## Exercise description
Leave out the pictures and copy everything else in the entries exactly.

## Supplied records
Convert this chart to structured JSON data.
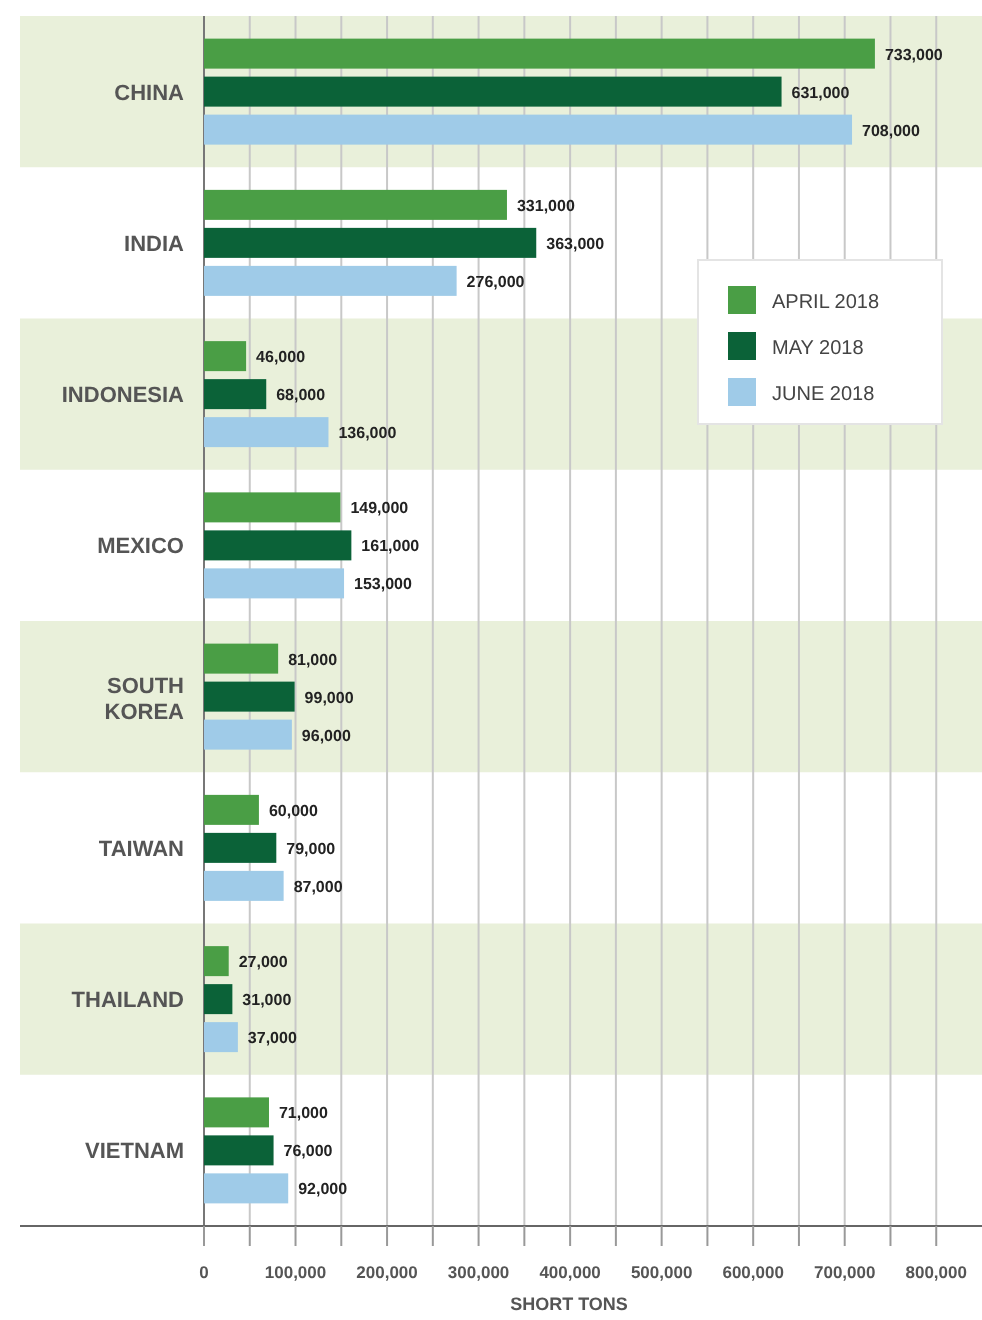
{
  "chart_data": {
    "type": "bar",
    "orientation": "horizontal",
    "xlabel": "SHORT TONS",
    "categories": [
      "CHINA",
      "INDIA",
      "INDONESIA",
      "MEXICO",
      "SOUTH KOREA",
      "TAIWAN",
      "THAILAND",
      "VIETNAM"
    ],
    "series": [
      {
        "name": "APRIL 2018",
        "color": "#4a9e45",
        "values": [
          733000,
          331000,
          46000,
          149000,
          81000,
          60000,
          27000,
          71000
        ],
        "value_labels": [
          "733,000",
          "331,000",
          "46,000",
          "149,000",
          "81,000",
          "60,000",
          "27,000",
          "71,000"
        ]
      },
      {
        "name": "MAY 2018",
        "color": "#0b6238",
        "values": [
          631000,
          363000,
          68000,
          161000,
          99000,
          79000,
          31000,
          76000
        ],
        "value_labels": [
          "631,000",
          "363,000",
          "68,000",
          "161,000",
          "99,000",
          "79,000",
          "31,000",
          "76,000"
        ]
      },
      {
        "name": "JUNE 2018",
        "color": "#9fcbe8",
        "values": [
          708000,
          276000,
          136000,
          153000,
          96000,
          87000,
          37000,
          92000
        ],
        "value_labels": [
          "708,000",
          "276,000",
          "136,000",
          "153,000",
          "96,000",
          "87,000",
          "37,000",
          "92,000"
        ]
      }
    ],
    "xlim": [
      0,
      850000
    ],
    "xticks": [
      {
        "value": 0,
        "label": "0"
      },
      {
        "value": 50000,
        "label": null
      },
      {
        "value": 100000,
        "label": "100,000"
      },
      {
        "value": 150000,
        "label": null
      },
      {
        "value": 200000,
        "label": "200,000"
      },
      {
        "value": 250000,
        "label": null
      },
      {
        "value": 300000,
        "label": "300,000"
      },
      {
        "value": 350000,
        "label": null
      },
      {
        "value": 400000,
        "label": "400,000"
      },
      {
        "value": 450000,
        "label": null
      },
      {
        "value": 500000,
        "label": "500,000"
      },
      {
        "value": 550000,
        "label": null
      },
      {
        "value": 600000,
        "label": "600,000"
      },
      {
        "value": 650000,
        "label": null
      },
      {
        "value": 700000,
        "label": "700,000"
      },
      {
        "value": 750000,
        "label": null
      },
      {
        "value": 800000,
        "label": "800,000"
      }
    ],
    "grid": "x",
    "legend": "right"
  }
}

## Result of this task
Convert this chart to structured JSON data.
{
  "chart_data": {
    "type": "bar",
    "orientation": "horizontal",
    "xlabel": "SHORT TONS",
    "categories": [
      "CHINA",
      "INDIA",
      "INDONESIA",
      "MEXICO",
      "SOUTH KOREA",
      "TAIWAN",
      "THAILAND",
      "VIETNAM"
    ],
    "series": [
      {
        "name": "APRIL 2018",
        "color": "#4a9e45",
        "values": [
          733000,
          331000,
          46000,
          149000,
          81000,
          60000,
          27000,
          71000
        ],
        "value_labels": [
          "733,000",
          "331,000",
          "46,000",
          "149,000",
          "81,000",
          "60,000",
          "27,000",
          "71,000"
        ]
      },
      {
        "name": "MAY 2018",
        "color": "#0b6238",
        "values": [
          631000,
          363000,
          68000,
          161000,
          99000,
          79000,
          31000,
          76000
        ],
        "value_labels": [
          "631,000",
          "363,000",
          "68,000",
          "161,000",
          "99,000",
          "79,000",
          "31,000",
          "76,000"
        ]
      },
      {
        "name": "JUNE 2018",
        "color": "#9fcbe8",
        "values": [
          708000,
          276000,
          136000,
          153000,
          96000,
          87000,
          37000,
          92000
        ],
        "value_labels": [
          "708,000",
          "276,000",
          "136,000",
          "153,000",
          "96,000",
          "87,000",
          "37,000",
          "92,000"
        ]
      }
    ],
    "xlim": [
      0,
      850000
    ],
    "xticks": [
      {
        "value": 0,
        "label": "0"
      },
      {
        "value": 50000,
        "label": null
      },
      {
        "value": 100000,
        "label": "100,000"
      },
      {
        "value": 150000,
        "label": null
      },
      {
        "value": 200000,
        "label": "200,000"
      },
      {
        "value": 250000,
        "label": null
      },
      {
        "value": 300000,
        "label": "300,000"
      },
      {
        "value": 350000,
        "label": null
      },
      {
        "value": 400000,
        "label": "400,000"
      },
      {
        "value": 450000,
        "label": null
      },
      {
        "value": 500000,
        "label": "500,000"
      },
      {
        "value": 550000,
        "label": null
      },
      {
        "value": 600000,
        "label": "600,000"
      },
      {
        "value": 650000,
        "label": null
      },
      {
        "value": 700000,
        "label": "700,000"
      },
      {
        "value": 750000,
        "label": null
      },
      {
        "value": 800000,
        "label": "800,000"
      }
    ],
    "grid": "x",
    "legend": "right"
  }
}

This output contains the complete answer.